Top of Text passage

Multirole Aircraft / Light Bomber / Reconnaissance / Dive Bomber / Torpedo Bomber

Australia | 1941

"The RAAF order for 105 CAC Woomera bombers was cancelled due to large surpluses of war goods incoming from Britain and the US by 1944."

Authored By: Staff Writer | Last Edited: 08/30/2018 | Content ©www.MilitaryFactory.com | The following text is exclusive to this site; No A.I. was used in the generation of this content.
The CAC A23 "Woomera" was a short-lived dive bomber/torpedo bomber of Australian design during World War 2. The push of Japanese forces into the Pacific naturally placed the nation of Australia in direct and immediate danger though the country found itself without the internal means to produce for a war time economy. As such, Australia relied heavily on British and American support throughout the war, awaiting deliveries and receiving assistance in setting up a war time infrastructure. However, much of these early war years were spent developing several indigenous military weapons while foreign deliveries were inevitably delayed, tied up by needs of the host country. One such indigenously-design product became the Woomera, a twin-engined bombing platform intended to stock the ranks of the Royal Australian Air Force (RAAF) when initial deliveries of British warplanes were rerouted for other requirements of the Empire.

It was originally expected in 1939 that the Australians would benefit from local production of British Bristol Beauforts. The Beaufort was a conventional bomber designed for the torpedo bombing role, the aircraft appearing in 1939 and being built in 2,129 examples before the end of production. However, progress was slow and the war in Europe took on a rather serious note for the British mainland in the summer of 1940. German airpower was fixed on dismantling Britain through an air war - the Battle of Britain - to prepare the way for a grand invasion of the island through Hitler's Operation Sea Lion. As such, any war-quality material and natural resource was committed to the defense of the island and this left the Australians with little to go on.

Bottom of Text passage

▶ What you will do
1. According to the Woomera article, how many examples of the Bristol Beaufort were built before production ended?
2. Please echo the stretch of the Woomera article from "It was originally" through "little to go on.".
The entries that come next are from a separate source.

Top of Information shown

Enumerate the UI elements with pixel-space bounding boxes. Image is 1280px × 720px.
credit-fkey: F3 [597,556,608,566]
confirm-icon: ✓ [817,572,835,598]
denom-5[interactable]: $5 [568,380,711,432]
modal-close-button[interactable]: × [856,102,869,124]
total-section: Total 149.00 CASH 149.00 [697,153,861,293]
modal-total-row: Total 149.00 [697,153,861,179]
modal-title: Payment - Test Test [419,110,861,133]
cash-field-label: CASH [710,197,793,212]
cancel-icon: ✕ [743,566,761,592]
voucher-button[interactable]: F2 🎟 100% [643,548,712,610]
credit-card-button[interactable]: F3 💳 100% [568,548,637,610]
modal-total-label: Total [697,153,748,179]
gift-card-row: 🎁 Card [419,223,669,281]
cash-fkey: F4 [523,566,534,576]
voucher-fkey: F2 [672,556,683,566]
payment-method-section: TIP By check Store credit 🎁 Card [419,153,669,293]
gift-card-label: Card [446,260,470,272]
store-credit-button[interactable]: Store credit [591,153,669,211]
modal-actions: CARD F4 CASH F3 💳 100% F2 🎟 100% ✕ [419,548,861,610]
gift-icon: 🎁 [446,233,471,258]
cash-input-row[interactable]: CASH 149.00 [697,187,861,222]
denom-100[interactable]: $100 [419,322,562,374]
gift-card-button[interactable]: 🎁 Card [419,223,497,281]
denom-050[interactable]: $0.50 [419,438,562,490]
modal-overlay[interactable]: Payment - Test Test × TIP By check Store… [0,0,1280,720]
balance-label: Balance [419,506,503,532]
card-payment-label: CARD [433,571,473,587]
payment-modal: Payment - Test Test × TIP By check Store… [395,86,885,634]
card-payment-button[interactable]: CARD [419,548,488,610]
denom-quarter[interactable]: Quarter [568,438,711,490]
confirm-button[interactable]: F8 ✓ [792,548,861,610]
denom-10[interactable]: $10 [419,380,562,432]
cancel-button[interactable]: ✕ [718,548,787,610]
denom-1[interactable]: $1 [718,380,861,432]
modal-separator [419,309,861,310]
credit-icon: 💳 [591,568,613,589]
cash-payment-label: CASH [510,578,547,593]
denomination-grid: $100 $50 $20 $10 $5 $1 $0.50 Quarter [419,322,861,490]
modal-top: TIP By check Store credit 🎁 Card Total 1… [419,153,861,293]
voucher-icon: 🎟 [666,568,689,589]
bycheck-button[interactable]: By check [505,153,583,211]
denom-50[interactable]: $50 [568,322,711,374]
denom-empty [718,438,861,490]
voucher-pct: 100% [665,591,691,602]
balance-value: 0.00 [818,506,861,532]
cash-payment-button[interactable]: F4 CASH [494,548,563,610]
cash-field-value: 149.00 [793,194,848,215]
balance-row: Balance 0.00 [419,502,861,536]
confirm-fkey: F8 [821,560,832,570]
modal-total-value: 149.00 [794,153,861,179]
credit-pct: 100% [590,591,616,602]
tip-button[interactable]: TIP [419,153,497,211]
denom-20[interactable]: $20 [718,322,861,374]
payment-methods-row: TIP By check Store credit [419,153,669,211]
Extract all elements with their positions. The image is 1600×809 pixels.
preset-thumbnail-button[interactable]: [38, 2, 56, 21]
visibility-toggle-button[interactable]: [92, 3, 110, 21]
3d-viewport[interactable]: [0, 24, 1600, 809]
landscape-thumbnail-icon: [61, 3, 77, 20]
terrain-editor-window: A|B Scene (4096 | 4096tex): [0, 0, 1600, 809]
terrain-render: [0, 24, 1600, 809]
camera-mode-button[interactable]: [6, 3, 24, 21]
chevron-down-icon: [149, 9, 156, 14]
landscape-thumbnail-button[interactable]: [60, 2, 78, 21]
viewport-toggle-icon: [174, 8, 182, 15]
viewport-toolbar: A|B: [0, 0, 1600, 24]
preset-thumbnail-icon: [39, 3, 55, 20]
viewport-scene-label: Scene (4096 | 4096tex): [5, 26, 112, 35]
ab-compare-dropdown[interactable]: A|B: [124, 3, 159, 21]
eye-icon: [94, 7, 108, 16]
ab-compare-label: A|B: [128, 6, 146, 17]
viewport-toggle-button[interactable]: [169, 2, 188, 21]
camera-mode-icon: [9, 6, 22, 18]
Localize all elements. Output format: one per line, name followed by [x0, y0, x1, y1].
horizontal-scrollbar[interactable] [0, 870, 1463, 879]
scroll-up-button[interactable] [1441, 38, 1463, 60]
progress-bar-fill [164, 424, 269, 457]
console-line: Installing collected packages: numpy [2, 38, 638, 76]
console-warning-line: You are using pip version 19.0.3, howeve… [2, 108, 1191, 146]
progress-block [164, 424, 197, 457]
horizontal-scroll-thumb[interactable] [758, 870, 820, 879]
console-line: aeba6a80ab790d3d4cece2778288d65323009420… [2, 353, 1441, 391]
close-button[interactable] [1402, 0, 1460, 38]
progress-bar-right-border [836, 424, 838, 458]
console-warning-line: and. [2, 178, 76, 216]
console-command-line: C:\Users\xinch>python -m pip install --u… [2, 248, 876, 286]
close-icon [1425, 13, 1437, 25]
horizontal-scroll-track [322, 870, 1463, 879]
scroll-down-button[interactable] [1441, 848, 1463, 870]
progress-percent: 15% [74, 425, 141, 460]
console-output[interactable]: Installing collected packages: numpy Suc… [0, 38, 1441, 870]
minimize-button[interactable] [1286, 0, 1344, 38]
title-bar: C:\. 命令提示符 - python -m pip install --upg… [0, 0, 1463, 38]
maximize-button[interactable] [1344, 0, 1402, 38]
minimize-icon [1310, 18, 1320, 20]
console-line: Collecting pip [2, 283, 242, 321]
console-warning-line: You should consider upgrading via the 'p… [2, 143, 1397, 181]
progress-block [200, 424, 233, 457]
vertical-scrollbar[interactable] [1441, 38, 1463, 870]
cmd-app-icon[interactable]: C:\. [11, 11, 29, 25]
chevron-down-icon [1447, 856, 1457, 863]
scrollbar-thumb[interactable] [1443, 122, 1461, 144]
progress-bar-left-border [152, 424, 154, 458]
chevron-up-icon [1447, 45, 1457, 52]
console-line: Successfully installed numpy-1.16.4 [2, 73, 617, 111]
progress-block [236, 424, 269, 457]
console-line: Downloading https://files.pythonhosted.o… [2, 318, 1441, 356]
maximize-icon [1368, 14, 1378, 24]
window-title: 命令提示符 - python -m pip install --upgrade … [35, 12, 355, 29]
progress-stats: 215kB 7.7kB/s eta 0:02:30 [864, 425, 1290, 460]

Bottom of Information shown

▶ Task results
1. 2,129

2.
It was originally expected in 1939 that the Australians would benefit from local production of British Bristol Beauforts. The Beaufort was a conventional bomber designed for the torpedo bombing role, the aircraft appearing in 1939 and being built in 2,129 examples before the end of production. However, progress was slow and the war in Europe took on a rather serious note for the British mainland in the summer of 1940. German airpower was fixed on dismantling Britain through an air war - the Battle of Britain - to prepare the way for a grand invasion of the island through Hitler's Operation Sea Lion. As such, any war-quality material and natural resource was committed to the defense of the island and this left the Australians with little to go on.